▸ YOUR INSTRUCTIONS:
In the forum posts about happy relationships, copy the part between "I'm happy. My" and "so sure why!)", inclusive, with "DH" renamed to "husband".

═══ EXCERPT TO READ ═══

I'm happy. My DH is everything I look for in a man.Tall, dark, handsome. Very sexy. Treats me well. I wouldn't swap him for the world. Sure he can be annoying sometimes (can't we all), we can bicker, sometimes I'll totally lose my shit at him....but we always end up laughing about it. We have each others backs. He treats my kids as is own. I can't imagine my life without him in it.

Isadora2007 · 23/12/2017 22:40

Yes. Second marriage and we have been married 10 years now. We haven’t ever had an arguement and we are still deeply in love. I feel so lucky to have him in our lives and I know he feels the same about me (I’m not quite so sure why!)
It is possible, but relationships often do require hard work, time and effort as well as love, affection and a sense of humour.

═══ DATASET RECORDS ═══

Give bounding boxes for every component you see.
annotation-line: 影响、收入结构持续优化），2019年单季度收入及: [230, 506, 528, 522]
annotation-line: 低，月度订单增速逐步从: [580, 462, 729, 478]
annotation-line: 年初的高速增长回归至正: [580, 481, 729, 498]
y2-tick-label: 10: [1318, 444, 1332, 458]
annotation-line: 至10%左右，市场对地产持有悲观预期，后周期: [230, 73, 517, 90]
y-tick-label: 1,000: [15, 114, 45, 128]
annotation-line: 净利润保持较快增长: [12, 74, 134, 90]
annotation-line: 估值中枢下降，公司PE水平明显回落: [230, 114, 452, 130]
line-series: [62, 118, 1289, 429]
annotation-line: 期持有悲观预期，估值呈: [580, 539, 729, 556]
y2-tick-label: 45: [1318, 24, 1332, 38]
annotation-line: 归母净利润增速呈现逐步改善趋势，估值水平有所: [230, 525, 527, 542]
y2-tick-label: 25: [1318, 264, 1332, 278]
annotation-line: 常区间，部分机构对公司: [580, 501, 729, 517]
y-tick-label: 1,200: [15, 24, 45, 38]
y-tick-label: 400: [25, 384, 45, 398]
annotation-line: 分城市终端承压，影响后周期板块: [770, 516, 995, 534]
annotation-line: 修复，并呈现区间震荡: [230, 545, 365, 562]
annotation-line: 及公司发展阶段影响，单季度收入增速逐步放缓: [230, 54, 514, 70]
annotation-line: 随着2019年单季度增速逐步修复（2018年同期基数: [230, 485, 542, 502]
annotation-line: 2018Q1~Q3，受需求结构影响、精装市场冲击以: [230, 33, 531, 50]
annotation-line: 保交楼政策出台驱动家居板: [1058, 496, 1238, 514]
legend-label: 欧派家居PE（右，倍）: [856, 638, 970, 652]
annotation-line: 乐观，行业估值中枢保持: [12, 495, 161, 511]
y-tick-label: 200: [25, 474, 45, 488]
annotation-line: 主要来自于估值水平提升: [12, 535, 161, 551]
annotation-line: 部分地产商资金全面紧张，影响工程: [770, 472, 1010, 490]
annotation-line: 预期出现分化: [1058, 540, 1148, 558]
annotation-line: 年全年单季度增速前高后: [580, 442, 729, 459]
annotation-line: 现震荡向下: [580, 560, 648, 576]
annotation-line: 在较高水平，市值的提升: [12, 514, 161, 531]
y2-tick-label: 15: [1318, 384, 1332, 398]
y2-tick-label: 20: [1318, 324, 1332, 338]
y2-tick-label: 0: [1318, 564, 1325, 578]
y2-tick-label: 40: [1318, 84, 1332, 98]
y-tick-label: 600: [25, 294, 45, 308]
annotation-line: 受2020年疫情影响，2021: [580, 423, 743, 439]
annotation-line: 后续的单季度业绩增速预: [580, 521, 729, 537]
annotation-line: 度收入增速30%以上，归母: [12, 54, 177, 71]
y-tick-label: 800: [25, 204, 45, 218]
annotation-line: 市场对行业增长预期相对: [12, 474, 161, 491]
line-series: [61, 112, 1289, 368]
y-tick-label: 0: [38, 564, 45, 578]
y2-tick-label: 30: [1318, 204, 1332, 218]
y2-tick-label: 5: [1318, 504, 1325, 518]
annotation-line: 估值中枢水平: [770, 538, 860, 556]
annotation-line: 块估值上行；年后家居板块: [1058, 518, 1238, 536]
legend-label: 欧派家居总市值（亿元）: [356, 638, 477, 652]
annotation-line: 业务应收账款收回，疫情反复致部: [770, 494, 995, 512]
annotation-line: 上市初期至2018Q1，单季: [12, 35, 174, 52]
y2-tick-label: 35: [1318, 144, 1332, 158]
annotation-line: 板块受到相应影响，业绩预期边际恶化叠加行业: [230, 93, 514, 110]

═══

▸ SOLUTION FOR THIS PROBLEM:
I'm happy. My husband is everything I look for in a man.Tall, dark, handsome. Very sexy. Treats me well. I wouldn't swap him for the world. Sure he can be annoying sometimes (can't we all), we can bicker, sometimes I'll totally lose my shit at him....but we always end up laughing about it. We have each others backs. He treats my kids as is own. I can't imagine my life without him in it.

Isadora2007 · 23/12/2017 22:40

Yes. Second marriage and we have been married 10 years now. We haven’t ever had an arguement and we are still deeply in love. I feel so lucky to have him in our lives and I know he feels the same about me (I’m not quite so sure why!)